→ **Exercise**
From the entries below, say how many lines carry the word "喝屠苏酒", and give nothing but the number.

→ **Given information**
-*-*-

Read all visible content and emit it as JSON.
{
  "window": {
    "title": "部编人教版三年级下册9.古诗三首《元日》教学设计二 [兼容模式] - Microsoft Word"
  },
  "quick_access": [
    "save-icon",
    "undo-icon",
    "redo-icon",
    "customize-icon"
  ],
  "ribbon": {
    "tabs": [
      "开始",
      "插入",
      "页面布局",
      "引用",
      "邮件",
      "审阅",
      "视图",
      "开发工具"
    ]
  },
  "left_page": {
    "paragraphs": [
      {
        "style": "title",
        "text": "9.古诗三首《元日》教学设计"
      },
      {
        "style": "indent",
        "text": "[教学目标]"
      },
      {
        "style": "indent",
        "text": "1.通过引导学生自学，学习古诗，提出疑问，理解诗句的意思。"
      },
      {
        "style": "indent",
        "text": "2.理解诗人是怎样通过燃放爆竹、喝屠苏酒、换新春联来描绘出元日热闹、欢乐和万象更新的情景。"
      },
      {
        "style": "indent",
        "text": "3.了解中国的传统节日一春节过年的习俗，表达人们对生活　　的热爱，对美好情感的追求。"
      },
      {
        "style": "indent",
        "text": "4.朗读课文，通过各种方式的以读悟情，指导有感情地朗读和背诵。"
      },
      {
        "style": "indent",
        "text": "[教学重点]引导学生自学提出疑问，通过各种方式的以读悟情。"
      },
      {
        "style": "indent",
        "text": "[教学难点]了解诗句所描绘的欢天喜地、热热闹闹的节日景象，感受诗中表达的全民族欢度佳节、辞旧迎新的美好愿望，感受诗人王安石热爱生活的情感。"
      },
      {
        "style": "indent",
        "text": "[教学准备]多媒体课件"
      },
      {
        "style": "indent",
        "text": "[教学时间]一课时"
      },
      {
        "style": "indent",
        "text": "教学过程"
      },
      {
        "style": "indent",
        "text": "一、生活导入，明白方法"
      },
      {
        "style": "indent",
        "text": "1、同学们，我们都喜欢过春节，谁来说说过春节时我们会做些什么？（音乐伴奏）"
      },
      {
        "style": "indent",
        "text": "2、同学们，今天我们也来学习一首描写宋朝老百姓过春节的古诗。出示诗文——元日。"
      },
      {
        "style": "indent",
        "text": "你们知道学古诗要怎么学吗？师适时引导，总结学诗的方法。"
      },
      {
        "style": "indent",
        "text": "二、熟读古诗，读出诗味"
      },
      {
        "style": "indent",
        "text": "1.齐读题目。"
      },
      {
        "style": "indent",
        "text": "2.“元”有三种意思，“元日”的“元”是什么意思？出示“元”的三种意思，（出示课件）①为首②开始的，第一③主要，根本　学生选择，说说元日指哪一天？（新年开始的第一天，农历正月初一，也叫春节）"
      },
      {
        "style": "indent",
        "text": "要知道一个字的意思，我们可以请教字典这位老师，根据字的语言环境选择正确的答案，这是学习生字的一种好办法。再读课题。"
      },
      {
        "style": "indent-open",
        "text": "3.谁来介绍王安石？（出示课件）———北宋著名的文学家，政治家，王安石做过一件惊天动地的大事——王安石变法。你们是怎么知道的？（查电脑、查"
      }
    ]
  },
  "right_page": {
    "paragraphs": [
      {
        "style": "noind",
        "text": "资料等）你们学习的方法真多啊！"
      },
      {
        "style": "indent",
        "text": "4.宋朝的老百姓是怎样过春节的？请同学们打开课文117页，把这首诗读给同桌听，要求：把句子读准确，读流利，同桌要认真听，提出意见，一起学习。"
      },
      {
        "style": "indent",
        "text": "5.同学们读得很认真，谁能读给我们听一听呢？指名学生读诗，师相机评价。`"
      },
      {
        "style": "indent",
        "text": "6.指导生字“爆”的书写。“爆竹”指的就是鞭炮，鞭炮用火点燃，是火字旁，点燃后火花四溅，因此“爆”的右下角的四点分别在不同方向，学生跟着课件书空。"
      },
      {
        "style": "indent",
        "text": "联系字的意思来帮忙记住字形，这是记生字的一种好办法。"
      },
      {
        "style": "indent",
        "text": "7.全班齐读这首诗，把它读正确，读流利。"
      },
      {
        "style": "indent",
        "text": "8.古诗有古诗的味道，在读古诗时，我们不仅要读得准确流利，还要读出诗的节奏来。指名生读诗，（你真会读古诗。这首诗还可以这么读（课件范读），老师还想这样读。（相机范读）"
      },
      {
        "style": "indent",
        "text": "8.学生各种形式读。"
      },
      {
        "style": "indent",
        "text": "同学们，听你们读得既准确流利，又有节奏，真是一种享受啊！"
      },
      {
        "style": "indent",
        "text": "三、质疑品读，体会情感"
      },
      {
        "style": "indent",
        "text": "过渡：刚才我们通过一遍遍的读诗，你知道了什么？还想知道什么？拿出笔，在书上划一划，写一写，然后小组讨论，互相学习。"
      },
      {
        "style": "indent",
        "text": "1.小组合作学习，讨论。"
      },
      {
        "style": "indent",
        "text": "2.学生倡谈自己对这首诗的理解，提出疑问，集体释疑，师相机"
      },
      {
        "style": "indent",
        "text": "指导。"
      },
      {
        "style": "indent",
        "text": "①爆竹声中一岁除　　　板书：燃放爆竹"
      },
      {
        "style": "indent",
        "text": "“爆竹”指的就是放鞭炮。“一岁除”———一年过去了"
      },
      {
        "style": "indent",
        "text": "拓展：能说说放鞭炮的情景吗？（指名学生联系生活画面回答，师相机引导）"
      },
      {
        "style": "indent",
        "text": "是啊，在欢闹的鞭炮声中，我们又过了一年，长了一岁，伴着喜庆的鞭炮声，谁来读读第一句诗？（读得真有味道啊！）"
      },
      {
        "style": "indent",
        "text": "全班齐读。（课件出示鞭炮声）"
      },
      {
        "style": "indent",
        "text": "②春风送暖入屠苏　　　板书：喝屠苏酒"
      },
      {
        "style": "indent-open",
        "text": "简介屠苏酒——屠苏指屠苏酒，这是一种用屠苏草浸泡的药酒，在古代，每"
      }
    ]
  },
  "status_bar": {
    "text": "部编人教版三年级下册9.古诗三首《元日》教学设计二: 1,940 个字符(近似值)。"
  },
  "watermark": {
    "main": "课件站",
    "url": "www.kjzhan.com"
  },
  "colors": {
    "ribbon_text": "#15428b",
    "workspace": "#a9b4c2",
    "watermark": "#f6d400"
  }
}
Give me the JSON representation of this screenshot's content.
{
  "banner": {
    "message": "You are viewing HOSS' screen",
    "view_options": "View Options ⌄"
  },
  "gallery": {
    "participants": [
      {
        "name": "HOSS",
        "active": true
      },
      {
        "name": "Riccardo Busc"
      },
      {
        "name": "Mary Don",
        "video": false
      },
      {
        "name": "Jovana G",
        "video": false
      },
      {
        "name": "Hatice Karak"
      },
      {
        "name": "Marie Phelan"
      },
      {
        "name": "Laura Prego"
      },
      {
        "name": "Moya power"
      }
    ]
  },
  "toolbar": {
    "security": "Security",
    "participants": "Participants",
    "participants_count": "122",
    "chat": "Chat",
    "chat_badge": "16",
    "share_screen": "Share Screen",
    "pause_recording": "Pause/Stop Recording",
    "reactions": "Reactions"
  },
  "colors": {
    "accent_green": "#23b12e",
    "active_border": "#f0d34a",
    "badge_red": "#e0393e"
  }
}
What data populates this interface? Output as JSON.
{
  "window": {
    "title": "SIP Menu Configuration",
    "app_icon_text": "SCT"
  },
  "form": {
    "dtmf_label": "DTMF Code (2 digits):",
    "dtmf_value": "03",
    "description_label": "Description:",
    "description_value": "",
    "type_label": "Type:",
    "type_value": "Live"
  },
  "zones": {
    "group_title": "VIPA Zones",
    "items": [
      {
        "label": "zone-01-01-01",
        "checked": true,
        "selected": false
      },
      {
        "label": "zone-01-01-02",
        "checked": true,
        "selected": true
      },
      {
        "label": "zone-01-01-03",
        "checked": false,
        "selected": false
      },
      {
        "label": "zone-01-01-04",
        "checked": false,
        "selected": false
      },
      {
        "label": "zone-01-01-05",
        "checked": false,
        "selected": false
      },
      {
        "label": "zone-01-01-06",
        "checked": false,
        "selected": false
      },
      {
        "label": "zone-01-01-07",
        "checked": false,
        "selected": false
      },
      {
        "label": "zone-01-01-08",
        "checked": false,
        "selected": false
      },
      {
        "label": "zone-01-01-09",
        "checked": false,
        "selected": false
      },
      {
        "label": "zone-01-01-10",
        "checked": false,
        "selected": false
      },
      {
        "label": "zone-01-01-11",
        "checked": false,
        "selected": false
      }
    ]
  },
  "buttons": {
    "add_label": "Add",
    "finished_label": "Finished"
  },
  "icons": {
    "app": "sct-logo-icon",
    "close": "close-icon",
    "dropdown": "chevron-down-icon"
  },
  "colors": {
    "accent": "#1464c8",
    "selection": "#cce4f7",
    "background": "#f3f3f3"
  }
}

-*-*-

→ **Task result**
2